- [Given records]:
++++++++

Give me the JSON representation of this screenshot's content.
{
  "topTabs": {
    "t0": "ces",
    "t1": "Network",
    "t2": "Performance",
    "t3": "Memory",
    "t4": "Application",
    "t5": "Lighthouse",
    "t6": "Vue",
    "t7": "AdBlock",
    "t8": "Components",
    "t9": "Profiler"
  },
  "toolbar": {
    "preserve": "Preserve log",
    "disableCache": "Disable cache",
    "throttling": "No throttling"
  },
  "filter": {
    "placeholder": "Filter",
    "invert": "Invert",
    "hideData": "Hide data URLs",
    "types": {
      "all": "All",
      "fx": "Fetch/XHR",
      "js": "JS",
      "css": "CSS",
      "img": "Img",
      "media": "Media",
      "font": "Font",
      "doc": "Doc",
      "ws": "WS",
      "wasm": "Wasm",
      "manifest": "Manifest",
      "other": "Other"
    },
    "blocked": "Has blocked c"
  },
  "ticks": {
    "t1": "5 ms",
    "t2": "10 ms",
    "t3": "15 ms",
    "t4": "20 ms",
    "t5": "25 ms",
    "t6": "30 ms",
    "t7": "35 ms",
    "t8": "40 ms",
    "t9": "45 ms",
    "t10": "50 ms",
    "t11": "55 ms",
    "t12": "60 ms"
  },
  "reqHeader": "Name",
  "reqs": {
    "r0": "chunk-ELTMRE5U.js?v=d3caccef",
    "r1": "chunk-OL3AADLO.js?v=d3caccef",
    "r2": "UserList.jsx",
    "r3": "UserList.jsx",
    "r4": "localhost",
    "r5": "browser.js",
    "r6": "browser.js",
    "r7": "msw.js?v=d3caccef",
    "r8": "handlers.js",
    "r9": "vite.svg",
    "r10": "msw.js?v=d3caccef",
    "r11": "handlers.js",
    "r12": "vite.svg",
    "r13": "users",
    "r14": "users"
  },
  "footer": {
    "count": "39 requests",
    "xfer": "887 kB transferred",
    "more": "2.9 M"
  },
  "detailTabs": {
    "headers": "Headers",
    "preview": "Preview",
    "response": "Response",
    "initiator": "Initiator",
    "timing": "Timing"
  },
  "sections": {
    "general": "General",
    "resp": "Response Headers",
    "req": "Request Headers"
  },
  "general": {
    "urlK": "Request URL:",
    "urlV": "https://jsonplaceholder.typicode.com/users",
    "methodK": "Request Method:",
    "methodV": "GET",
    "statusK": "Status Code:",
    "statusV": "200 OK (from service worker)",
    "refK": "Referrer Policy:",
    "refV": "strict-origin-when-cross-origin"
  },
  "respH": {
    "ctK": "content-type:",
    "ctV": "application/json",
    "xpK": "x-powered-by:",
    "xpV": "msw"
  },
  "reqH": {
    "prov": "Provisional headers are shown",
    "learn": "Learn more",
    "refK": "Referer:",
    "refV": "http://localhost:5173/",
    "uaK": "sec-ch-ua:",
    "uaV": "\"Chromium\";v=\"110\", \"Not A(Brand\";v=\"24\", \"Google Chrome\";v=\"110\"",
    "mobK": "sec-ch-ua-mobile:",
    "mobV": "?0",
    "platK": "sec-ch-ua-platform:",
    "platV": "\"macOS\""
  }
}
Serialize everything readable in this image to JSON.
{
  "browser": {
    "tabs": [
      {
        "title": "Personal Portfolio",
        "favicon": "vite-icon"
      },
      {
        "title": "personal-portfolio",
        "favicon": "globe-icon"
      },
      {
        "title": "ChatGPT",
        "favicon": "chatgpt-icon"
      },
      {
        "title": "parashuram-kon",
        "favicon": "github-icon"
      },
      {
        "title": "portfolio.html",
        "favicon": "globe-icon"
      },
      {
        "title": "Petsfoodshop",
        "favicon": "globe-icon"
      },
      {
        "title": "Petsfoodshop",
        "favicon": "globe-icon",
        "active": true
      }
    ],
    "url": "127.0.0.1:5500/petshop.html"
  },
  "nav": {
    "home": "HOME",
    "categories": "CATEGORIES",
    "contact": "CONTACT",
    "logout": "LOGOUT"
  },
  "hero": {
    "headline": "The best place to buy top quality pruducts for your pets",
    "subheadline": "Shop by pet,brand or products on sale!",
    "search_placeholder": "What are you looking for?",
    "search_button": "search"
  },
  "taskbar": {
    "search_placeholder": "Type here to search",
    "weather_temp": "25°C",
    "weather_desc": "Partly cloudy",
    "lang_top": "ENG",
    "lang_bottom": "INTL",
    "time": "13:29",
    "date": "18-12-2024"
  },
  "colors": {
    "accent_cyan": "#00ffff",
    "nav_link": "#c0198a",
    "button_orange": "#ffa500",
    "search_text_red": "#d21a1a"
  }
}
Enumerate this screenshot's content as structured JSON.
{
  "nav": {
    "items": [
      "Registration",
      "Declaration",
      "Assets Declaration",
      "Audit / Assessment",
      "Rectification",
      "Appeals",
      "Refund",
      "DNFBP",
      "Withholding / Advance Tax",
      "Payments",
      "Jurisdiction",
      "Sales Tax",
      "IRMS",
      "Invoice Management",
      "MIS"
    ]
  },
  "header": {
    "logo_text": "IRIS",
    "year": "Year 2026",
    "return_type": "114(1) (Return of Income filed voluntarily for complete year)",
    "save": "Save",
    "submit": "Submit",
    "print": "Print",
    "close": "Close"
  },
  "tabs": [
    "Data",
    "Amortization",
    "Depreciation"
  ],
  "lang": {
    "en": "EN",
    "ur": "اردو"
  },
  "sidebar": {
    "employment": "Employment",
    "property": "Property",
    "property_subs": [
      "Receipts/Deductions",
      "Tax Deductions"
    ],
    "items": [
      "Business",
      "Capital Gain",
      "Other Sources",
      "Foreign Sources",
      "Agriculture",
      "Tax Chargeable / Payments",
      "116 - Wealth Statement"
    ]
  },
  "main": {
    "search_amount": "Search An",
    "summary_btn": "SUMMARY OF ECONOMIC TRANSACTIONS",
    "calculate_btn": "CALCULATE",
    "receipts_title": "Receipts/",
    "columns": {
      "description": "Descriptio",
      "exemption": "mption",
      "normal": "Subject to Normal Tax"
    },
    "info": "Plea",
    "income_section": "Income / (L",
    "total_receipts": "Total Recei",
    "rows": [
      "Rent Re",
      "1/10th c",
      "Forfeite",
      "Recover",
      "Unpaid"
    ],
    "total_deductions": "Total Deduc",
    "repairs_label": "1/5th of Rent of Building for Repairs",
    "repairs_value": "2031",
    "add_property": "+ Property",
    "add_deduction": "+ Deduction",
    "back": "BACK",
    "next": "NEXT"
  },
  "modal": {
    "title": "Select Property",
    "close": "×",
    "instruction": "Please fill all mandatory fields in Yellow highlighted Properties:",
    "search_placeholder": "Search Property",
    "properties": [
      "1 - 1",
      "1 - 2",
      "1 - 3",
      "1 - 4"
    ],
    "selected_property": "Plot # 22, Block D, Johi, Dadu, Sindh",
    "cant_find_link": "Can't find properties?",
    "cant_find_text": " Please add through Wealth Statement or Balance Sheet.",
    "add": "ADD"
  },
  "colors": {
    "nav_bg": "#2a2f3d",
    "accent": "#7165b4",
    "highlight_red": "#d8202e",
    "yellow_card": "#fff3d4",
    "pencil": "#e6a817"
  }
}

++++++++

Copy each line above containing the string "vite".

- [Exercise response]:
    "r9": "vite.svg",
    "r12": "vite.svg",
        "favicon": "vite-icon"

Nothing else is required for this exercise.